REQUEST
Find the lines with the string "power" and return them.

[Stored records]
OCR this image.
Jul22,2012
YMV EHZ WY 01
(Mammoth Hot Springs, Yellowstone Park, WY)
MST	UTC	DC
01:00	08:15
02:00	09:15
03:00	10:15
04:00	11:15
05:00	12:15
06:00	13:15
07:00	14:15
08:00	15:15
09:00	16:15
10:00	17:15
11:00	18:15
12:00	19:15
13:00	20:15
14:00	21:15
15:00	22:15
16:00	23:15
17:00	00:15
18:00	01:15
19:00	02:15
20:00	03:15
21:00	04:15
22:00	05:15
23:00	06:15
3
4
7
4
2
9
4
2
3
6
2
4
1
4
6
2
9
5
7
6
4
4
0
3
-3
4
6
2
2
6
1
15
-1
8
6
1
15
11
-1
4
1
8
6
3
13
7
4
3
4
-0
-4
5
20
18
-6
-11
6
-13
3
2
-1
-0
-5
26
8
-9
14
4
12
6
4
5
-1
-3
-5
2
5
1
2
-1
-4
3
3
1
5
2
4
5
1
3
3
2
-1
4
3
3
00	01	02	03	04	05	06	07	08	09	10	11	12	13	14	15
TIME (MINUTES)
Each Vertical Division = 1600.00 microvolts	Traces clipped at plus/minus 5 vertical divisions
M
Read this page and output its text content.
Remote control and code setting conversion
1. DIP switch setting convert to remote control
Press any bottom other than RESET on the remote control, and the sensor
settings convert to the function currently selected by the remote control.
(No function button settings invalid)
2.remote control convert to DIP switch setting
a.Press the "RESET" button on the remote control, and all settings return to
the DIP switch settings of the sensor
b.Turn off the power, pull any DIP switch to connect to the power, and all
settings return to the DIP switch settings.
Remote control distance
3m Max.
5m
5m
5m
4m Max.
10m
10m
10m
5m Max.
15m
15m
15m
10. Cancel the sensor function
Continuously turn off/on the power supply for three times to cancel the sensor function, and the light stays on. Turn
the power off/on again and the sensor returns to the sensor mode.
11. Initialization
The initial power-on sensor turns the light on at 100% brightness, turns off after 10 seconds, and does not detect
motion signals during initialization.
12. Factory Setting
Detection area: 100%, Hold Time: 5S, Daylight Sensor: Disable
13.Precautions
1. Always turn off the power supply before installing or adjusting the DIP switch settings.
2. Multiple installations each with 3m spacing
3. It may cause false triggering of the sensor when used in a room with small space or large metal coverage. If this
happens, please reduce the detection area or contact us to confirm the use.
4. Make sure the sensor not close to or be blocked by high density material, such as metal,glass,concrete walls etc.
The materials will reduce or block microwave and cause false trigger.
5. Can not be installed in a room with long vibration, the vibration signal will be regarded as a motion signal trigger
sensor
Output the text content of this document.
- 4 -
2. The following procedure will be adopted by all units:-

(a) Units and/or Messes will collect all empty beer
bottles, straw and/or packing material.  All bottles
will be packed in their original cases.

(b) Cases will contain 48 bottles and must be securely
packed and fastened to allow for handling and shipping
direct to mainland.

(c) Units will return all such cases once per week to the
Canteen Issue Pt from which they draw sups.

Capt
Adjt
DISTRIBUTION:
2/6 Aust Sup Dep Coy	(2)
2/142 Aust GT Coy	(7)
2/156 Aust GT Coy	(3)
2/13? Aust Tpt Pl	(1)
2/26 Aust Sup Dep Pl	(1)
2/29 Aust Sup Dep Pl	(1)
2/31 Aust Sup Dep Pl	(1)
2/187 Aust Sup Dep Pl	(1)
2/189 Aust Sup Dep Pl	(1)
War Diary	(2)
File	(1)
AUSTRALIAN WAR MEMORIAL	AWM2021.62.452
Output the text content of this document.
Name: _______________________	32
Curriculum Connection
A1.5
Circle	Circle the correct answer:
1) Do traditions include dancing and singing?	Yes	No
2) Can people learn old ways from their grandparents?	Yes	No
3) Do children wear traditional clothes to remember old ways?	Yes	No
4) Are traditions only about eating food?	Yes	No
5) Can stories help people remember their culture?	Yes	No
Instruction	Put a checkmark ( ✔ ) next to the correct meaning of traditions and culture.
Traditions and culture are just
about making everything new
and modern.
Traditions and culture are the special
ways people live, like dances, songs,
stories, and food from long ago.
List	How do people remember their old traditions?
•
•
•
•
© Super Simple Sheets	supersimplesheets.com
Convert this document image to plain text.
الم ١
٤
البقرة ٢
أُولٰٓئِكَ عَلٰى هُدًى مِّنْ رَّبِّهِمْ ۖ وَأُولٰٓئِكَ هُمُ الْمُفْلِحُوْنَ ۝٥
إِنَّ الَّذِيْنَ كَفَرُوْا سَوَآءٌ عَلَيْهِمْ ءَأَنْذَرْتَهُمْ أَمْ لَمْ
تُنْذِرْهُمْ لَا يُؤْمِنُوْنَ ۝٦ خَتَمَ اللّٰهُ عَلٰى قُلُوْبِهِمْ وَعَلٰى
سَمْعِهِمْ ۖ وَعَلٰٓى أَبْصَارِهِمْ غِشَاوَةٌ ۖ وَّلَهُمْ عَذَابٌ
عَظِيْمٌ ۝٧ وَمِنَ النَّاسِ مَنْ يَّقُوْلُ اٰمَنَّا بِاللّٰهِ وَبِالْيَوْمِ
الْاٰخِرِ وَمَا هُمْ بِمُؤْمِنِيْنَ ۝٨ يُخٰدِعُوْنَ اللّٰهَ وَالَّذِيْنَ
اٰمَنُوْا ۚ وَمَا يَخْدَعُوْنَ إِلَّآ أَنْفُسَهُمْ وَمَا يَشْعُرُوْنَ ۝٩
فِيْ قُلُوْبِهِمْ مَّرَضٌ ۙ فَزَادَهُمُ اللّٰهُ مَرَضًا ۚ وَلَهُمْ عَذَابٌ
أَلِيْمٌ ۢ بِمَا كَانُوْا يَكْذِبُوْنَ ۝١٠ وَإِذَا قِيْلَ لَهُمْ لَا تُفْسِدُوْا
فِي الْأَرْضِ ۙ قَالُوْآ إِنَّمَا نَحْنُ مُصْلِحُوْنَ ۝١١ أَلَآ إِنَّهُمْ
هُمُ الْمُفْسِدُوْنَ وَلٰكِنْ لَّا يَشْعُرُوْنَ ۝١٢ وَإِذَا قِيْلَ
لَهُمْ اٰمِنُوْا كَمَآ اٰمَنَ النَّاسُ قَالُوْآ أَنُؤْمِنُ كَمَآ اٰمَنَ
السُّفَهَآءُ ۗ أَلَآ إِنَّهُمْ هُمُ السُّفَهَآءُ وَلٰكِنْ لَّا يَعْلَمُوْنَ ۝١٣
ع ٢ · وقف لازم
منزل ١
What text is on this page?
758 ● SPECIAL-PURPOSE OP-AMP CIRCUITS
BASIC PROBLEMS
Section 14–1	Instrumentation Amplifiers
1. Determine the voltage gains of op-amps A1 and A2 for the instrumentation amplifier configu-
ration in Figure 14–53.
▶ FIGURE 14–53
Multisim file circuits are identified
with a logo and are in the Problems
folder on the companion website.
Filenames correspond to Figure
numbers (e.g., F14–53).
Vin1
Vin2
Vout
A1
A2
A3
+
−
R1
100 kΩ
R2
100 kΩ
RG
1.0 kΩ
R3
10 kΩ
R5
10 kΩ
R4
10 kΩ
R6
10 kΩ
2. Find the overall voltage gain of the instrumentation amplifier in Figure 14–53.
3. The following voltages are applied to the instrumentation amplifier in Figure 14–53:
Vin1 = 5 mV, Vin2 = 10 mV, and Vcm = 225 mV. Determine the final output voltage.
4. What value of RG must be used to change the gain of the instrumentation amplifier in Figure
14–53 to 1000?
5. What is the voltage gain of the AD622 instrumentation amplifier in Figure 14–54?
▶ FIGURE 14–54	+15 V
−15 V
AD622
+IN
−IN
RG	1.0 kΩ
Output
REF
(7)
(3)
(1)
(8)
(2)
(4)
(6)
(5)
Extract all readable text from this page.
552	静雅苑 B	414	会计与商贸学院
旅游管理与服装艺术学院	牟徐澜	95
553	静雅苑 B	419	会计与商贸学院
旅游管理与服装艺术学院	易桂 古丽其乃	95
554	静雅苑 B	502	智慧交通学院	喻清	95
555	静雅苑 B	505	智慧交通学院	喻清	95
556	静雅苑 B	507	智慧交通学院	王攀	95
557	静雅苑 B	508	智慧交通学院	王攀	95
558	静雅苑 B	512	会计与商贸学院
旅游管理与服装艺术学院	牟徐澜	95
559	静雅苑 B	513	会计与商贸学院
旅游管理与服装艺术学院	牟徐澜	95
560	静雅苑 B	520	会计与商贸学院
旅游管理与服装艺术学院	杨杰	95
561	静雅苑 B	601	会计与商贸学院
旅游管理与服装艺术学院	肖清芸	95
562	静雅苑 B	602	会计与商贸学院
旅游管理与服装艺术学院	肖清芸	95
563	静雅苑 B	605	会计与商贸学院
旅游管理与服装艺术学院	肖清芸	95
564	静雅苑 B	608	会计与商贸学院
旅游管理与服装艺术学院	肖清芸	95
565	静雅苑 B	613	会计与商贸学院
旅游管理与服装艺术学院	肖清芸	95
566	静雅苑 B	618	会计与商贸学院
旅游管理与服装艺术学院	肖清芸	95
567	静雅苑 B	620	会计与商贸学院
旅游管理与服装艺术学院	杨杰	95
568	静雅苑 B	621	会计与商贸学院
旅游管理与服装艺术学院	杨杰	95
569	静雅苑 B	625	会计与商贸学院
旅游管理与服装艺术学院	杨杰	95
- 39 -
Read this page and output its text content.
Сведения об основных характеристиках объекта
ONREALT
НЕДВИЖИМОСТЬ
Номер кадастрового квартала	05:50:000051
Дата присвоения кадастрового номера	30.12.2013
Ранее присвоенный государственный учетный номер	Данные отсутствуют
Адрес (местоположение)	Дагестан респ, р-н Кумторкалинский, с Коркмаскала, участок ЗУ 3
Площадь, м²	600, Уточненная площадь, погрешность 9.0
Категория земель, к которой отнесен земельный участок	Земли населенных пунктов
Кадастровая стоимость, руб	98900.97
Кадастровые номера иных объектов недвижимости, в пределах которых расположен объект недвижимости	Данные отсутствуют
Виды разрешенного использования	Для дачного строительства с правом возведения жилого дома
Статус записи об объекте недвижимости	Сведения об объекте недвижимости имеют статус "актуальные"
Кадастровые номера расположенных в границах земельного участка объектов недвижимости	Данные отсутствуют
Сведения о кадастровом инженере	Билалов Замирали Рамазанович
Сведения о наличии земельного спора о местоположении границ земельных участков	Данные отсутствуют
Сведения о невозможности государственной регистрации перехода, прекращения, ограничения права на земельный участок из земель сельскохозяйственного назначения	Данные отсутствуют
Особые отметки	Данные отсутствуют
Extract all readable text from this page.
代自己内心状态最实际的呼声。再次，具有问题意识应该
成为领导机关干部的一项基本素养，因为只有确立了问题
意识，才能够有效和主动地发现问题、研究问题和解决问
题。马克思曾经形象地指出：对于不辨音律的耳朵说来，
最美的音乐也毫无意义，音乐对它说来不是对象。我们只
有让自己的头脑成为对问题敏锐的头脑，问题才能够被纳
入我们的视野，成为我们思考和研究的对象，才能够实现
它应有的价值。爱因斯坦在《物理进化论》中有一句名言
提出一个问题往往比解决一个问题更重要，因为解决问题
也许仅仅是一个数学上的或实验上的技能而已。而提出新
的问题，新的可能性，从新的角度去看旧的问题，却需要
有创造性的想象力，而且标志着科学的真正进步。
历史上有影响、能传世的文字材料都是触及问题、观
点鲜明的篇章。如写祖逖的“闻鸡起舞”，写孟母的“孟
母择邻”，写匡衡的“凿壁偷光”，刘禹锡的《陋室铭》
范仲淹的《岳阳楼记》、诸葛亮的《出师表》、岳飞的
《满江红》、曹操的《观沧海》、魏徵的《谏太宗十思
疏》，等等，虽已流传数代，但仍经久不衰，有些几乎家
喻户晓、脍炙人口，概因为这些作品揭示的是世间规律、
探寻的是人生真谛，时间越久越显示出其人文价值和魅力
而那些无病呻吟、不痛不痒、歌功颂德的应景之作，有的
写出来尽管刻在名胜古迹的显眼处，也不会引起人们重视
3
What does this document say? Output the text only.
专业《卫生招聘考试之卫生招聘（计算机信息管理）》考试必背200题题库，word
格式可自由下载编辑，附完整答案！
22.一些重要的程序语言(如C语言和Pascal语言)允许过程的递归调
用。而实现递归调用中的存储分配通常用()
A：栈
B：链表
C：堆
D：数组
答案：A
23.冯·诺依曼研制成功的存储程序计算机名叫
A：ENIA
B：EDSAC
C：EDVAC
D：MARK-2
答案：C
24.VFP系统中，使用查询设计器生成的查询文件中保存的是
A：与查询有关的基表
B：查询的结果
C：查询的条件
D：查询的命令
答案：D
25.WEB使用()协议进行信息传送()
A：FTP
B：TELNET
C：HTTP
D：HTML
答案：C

OUTPUT
b.Turn off the power, pull any DIP switch to connect to the power, and all
Continuously turn off/on the power supply for three times to cancel the sensor function, and the light stays on. Turn
the power off/on again and the sensor returns to the sensor mode.
The initial power-on sensor turns the light on at 100% brightness, turns off after 10 seconds, and does not detect
1. Always turn off the power supply before installing or adjusting the DIP switch settings.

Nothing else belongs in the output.